Write out all of the entries exactly, please.

Dataset entries:
[START]
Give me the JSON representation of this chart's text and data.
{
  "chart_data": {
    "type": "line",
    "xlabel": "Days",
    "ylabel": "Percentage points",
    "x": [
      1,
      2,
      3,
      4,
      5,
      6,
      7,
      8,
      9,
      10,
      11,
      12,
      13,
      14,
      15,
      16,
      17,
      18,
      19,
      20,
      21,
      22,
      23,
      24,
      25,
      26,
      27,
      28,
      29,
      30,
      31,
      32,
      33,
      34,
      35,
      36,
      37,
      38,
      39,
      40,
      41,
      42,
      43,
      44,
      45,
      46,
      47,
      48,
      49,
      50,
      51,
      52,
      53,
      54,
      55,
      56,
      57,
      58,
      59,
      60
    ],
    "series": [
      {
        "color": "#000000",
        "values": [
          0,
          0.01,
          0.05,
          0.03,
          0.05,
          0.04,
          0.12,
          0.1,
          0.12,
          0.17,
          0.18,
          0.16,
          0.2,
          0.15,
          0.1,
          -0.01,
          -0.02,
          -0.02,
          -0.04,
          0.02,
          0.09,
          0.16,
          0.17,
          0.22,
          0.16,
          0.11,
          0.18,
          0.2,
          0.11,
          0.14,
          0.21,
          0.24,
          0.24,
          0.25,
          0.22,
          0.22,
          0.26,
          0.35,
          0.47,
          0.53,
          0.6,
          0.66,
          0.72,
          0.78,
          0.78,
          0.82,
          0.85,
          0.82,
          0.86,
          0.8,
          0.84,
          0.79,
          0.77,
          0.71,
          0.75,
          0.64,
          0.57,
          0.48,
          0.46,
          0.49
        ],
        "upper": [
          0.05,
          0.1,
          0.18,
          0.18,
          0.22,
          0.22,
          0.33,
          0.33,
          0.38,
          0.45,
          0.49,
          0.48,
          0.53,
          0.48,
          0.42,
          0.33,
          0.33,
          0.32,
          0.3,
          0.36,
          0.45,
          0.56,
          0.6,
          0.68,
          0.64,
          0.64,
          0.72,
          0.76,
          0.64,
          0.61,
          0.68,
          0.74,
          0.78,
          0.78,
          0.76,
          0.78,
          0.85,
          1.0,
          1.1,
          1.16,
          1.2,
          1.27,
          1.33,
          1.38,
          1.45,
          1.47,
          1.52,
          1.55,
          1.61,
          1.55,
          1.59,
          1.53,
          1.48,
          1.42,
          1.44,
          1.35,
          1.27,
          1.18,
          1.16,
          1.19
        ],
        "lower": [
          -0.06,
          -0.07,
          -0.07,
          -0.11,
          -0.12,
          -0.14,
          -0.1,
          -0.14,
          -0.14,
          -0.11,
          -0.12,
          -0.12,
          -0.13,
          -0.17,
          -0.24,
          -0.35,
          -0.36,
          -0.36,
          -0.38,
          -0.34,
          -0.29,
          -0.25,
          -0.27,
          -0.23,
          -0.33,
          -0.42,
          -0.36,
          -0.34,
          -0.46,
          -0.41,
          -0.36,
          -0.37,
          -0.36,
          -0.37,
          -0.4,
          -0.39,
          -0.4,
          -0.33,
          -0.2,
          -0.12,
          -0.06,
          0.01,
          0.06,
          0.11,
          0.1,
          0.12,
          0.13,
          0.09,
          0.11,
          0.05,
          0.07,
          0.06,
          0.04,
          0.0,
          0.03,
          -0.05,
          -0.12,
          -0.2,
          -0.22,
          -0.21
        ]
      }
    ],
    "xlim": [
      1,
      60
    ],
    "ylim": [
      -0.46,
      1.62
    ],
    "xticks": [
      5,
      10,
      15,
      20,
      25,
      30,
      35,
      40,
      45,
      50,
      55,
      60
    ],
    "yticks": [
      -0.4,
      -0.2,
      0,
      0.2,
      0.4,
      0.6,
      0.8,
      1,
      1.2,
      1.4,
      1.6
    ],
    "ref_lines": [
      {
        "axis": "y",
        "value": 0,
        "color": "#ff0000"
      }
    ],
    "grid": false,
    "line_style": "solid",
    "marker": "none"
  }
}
[END]
### Written reply
Give me the JSON representation of this chart's text and data.
{
  "chart_data": {
    "type": "line",
    "xlabel": "Days",
    "ylabel": "Percentage points",
    "x": [
      1,
      2,
      3,
      4,
      5,
      6,
      7,
      8,
      9,
      10,
      11,
      12,
      13,
      14,
      15,
      16,
      17,
      18,
      19,
      20,
      21,
      22,
      23,
      24,
      25,
      26,
      27,
      28,
      29,
      30,
      31,
      32,
      33,
      34,
      35,
      36,
      37,
      38,
      39,
      40,
      41,
      42,
      43,
      44,
      45,
      46,
      47,
      48,
      49,
      50,
      51,
      52,
      53,
      54,
      55,
      56,
      57,
      58,
      59,
      60
    ],
    "series": [
      {
        "color": "#000000",
        "values": [
          0,
          0.01,
          0.05,
          0.03,
          0.05,
          0.04,
          0.12,
          0.1,
          0.12,
          0.17,
          0.18,
          0.16,
          0.2,
          0.15,
          0.1,
          -0.01,
          -0.02,
          -0.02,
          -0.04,
          0.02,
          0.09,
          0.16,
          0.17,
          0.22,
          0.16,
          0.11,
          0.18,
          0.2,
          0.11,
          0.14,
          0.21,
          0.24,
          0.24,
          0.25,
          0.22,
          0.22,
          0.26,
          0.35,
          0.47,
          0.53,
          0.6,
          0.66,
          0.72,
          0.78,
          0.78,
          0.82,
          0.85,
          0.82,
          0.86,
          0.8,
          0.84,
          0.79,
          0.77,
          0.71,
          0.75,
          0.64,
          0.57,
          0.48,
          0.46,
          0.49
        ],
        "upper": [
          0.05,
          0.1,
          0.18,
          0.18,
          0.22,
          0.22,
          0.33,
          0.33,
          0.38,
          0.45,
          0.49,
          0.48,
          0.53,
          0.48,
          0.42,
          0.33,
          0.33,
          0.32,
          0.3,
          0.36,
          0.45,
          0.56,
          0.6,
          0.68,
          0.64,
          0.64,
          0.72,
          0.76,
          0.64,
          0.61,
          0.68,
          0.74,
          0.78,
          0.78,
          0.76,
          0.78,
          0.85,
          1.0,
          1.1,
          1.16,
          1.2,
          1.27,
          1.33,
          1.38,
          1.45,
          1.47,
          1.52,
          1.55,
          1.61,
          1.55,
          1.59,
          1.53,
          1.48,
          1.42,
          1.44,
          1.35,
          1.27,
          1.18,
          1.16,
          1.19
        ],
        "lower": [
          -0.06,
          -0.07,
          -0.07,
          -0.11,
          -0.12,
          -0.14,
          -0.1,
          -0.14,
          -0.14,
          -0.11,
          -0.12,
          -0.12,
          -0.13,
          -0.17,
          -0.24,
          -0.35,
          -0.36,
          -0.36,
          -0.38,
          -0.34,
          -0.29,
          -0.25,
          -0.27,
          -0.23,
          -0.33,
          -0.42,
          -0.36,
          -0.34,
          -0.46,
          -0.41,
          -0.36,
          -0.37,
          -0.36,
          -0.37,
          -0.4,
          -0.39,
          -0.4,
          -0.33,
          -0.2,
          -0.12,
          -0.06,
          0.01,
          0.06,
          0.11,
          0.1,
          0.12,
          0.13,
          0.09,
          0.11,
          0.05,
          0.07,
          0.06,
          0.04,
          0.0,
          0.03,
          -0.05,
          -0.12,
          -0.2,
          -0.22,
          -0.21
        ]
      }
    ],
    "xlim": [
      1,
      60
    ],
    "ylim": [
      -0.46,
      1.62
    ],
    "xticks": [
      5,
      10,
      15,
      20,
      25,
      30,
      35,
      40,
      45,
      50,
      55,
      60
    ],
    "yticks": [
      -0.4,
      -0.2,
      0,
      0.2,
      0.4,
      0.6,
      0.8,
      1,
      1.2,
      1.4,
      1.6
    ],
    "ref_lines": [
      {
        "axis": "y",
        "value": 0,
        "color": "#ff0000"
      }
    ],
    "grid": false,
    "line_style": "solid",
    "marker": "none"
  }
}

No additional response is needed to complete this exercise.